_Stated exercise_: Write out each line word for word. Drop pictures.
--- Begin Data shown ---
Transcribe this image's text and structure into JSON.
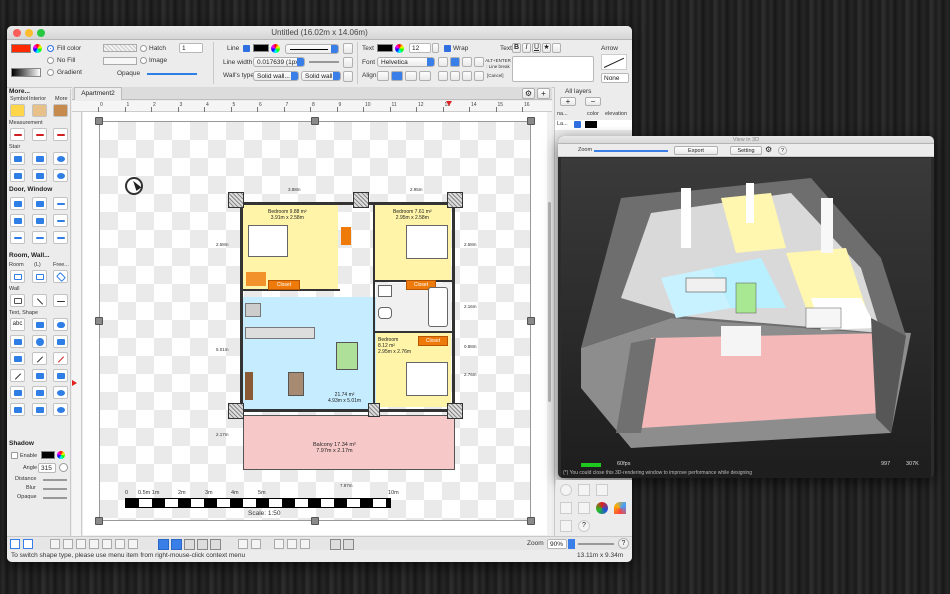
{
  "main_window": {
    "title": "Untitled (16.02m x 14.06m)",
    "fill": {
      "fill_color": "Fill color",
      "no_fill": "No Fill",
      "gradient": "Gradient",
      "hatch": "Hatch",
      "image": "Image",
      "opaque": "Opaque",
      "hatch_value": "1"
    },
    "line": {
      "line_label": "Line",
      "line_width_label": "Line width",
      "line_width_value": "0.017639 (1px)",
      "walls_type_label": "Wall's type",
      "wall_type_1": "Solid wall...",
      "wall_type_2": "Solid wall..."
    },
    "text": {
      "text_label": "Text",
      "size": "12",
      "wrap": "Wrap",
      "font_label": "Font",
      "font_value": "Helvetica",
      "align_label": "Align",
      "text_label2": "Text",
      "alt_enter": "ALT+ENTER : Line break",
      "cancel_hint": "[Cancel]"
    },
    "arrow": {
      "label": "Arrow",
      "value": "None"
    },
    "tab": "Apartment2",
    "left_panel": {
      "more": "More...",
      "tabs": [
        "Symbol",
        "Interior",
        "More"
      ],
      "measurement": "Measurement",
      "stair": "Stair",
      "door_window": "Door, Window",
      "room_wall": "Room, Wall...",
      "room": "Room",
      "l_label": "(L)",
      "free": "Free...",
      "wall": "Wall",
      "text_shape": "Text, Shape",
      "abc": "abc",
      "shadow": "Shadow",
      "enable": "Enable",
      "angle_label": "Angle",
      "angle_value": "315",
      "distance": "Distance",
      "blur": "Blur",
      "opaque": "Opaque"
    },
    "ruler_ticks": [
      "0",
      "1",
      "2",
      "3",
      "4",
      "5",
      "6",
      "7",
      "8",
      "9",
      "10",
      "11",
      "12",
      "13",
      "14",
      "15",
      "16"
    ],
    "plan": {
      "rooms": [
        {
          "name": "Bedroom 9.88 m²",
          "dims": "3.91m x 2.58m"
        },
        {
          "name": "Bedroom 7.61 m²",
          "dims": "2.95m x 2.58m"
        },
        {
          "name": "Bedroom",
          "area": "8.12 m²",
          "dims": "2.95m x 2.76m"
        },
        {
          "name": "21.74 m²",
          "dims": "4.93m x 5.01m"
        },
        {
          "name": "Balcony 17.34 m²",
          "dims": "7.97m x 2.17m"
        }
      ],
      "closet": "Closet",
      "dims_top": [
        "3.88m",
        "2.95m"
      ],
      "dims_left": [
        "2.58m",
        "5.01m",
        "2.17m"
      ],
      "dims_right": [
        "2.58m",
        "2.16m",
        "0.88m",
        "2.76m"
      ],
      "dim_bottom": "7.97m",
      "scale_ticks": [
        "0",
        "0.5m 1m",
        "2m",
        "3m",
        "4m",
        "5m",
        "10m"
      ],
      "scale": "Scale: 1:50"
    },
    "status_text": "To switch shape type, please use menu item from right-mouse-click context menu",
    "zoom_label": "Zoom",
    "zoom_value": "90%",
    "size_readout": "13.11m x 9.34m",
    "help": "?"
  },
  "layers": {
    "title": "All layers",
    "headers": [
      "na...",
      "color",
      "elevation"
    ],
    "row_name": "La..."
  },
  "view3d": {
    "title": "View in 3D",
    "zoom_label": "Zoom",
    "export": "Export",
    "setting": "Setting",
    "help": "?",
    "fps": "60fps",
    "hint": "(*) You could close this 3D-rendering window to improve performance while designing",
    "stat1": "997",
    "stat2": "307K"
  },
  "colors": {
    "accent": "#2f7ee5",
    "fill_swatch": "#ff2a00",
    "closet": "#ee7a0a",
    "room_yellow": "#fff4a8",
    "room_blue": "#c5ecff",
    "balcony": "#f7c8c8"
  }
}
--- End Data shown ---
_Exercise response_:
Transcribe this image's text and structure into JSON.
{
  "main_window": {
    "title": "Untitled (16.02m x 14.06m)",
    "fill": {
      "fill_color": "Fill color",
      "no_fill": "No Fill",
      "gradient": "Gradient",
      "hatch": "Hatch",
      "image": "Image",
      "opaque": "Opaque",
      "hatch_value": "1"
    },
    "line": {
      "line_label": "Line",
      "line_width_label": "Line width",
      "line_width_value": "0.017639 (1px)",
      "walls_type_label": "Wall's type",
      "wall_type_1": "Solid wall...",
      "wall_type_2": "Solid wall..."
    },
    "text": {
      "text_label": "Text",
      "size": "12",
      "wrap": "Wrap",
      "font_label": "Font",
      "font_value": "Helvetica",
      "align_label": "Align",
      "text_label2": "Text",
      "alt_enter": "ALT+ENTER : Line break",
      "cancel_hint": "[Cancel]"
    },
    "arrow": {
      "label": "Arrow",
      "value": "None"
    },
    "tab": "Apartment2",
    "left_panel": {
      "more": "More...",
      "tabs": [
        "Symbol",
        "Interior",
        "More"
      ],
      "measurement": "Measurement",
      "stair": "Stair",
      "door_window": "Door, Window",
      "room_wall": "Room, Wall...",
      "room": "Room",
      "l_label": "(L)",
      "free": "Free...",
      "wall": "Wall",
      "text_shape": "Text, Shape",
      "abc": "abc",
      "shadow": "Shadow",
      "enable": "Enable",
      "angle_label": "Angle",
      "angle_value": "315",
      "distance": "Distance",
      "blur": "Blur",
      "opaque": "Opaque"
    },
    "ruler_ticks": [
      "0",
      "1",
      "2",
      "3",
      "4",
      "5",
      "6",
      "7",
      "8",
      "9",
      "10",
      "11",
      "12",
      "13",
      "14",
      "15",
      "16"
    ],
    "plan": {
      "rooms": [
        {
          "name": "Bedroom 9.88 m²",
          "dims": "3.91m x 2.58m"
        },
        {
          "name": "Bedroom 7.61 m²",
          "dims": "2.95m x 2.58m"
        },
        {
          "name": "Bedroom",
          "area": "8.12 m²",
          "dims": "2.95m x 2.76m"
        },
        {
          "name": "21.74 m²",
          "dims": "4.93m x 5.01m"
        },
        {
          "name": "Balcony 17.34 m²",
          "dims": "7.97m x 2.17m"
        }
      ],
      "closet": "Closet",
      "dims_top": [
        "3.88m",
        "2.95m"
      ],
      "dims_left": [
        "2.58m",
        "5.01m",
        "2.17m"
      ],
      "dims_right": [
        "2.58m",
        "2.16m",
        "0.88m",
        "2.76m"
      ],
      "dim_bottom": "7.97m",
      "scale_ticks": [
        "0",
        "0.5m 1m",
        "2m",
        "3m",
        "4m",
        "5m",
        "10m"
      ],
      "scale": "Scale: 1:50"
    },
    "status_text": "To switch shape type, please use menu item from right-mouse-click context menu",
    "zoom_label": "Zoom",
    "zoom_value": "90%",
    "size_readout": "13.11m x 9.34m",
    "help": "?"
  },
  "layers": {
    "title": "All layers",
    "headers": [
      "na...",
      "color",
      "elevation"
    ],
    "row_name": "La..."
  },
  "view3d": {
    "title": "View in 3D",
    "zoom_label": "Zoom",
    "export": "Export",
    "setting": "Setting",
    "help": "?",
    "fps": "60fps",
    "hint": "(*) You could close this 3D-rendering window to improve performance while designing",
    "stat1": "997",
    "stat2": "307K"
  },
  "colors": {
    "accent": "#2f7ee5",
    "fill_swatch": "#ff2a00",
    "closet": "#ee7a0a",
    "room_yellow": "#fff4a8",
    "room_blue": "#c5ecff",
    "balcony": "#f7c8c8"
  }
}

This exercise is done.